(Data entries)
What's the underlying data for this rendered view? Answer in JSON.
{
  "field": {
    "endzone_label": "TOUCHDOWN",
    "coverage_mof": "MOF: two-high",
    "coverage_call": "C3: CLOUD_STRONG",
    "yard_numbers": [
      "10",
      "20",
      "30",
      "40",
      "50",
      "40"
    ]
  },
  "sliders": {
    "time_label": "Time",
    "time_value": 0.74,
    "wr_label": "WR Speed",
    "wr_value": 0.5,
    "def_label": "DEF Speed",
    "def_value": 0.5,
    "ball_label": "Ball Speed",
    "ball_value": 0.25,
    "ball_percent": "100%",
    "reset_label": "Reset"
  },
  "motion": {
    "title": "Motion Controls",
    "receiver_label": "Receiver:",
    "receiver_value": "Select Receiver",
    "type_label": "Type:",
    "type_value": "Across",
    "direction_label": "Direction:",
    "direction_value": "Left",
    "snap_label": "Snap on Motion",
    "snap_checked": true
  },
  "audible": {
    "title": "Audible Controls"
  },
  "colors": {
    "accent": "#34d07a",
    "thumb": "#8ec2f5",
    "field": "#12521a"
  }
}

▸ **Set exercise**
Return each line that includes "Speed".

▸ **Result of this task**
    "wr_label": "WR Speed",
    "def_label": "DEF Speed",
    "ball_label": "Ball Speed",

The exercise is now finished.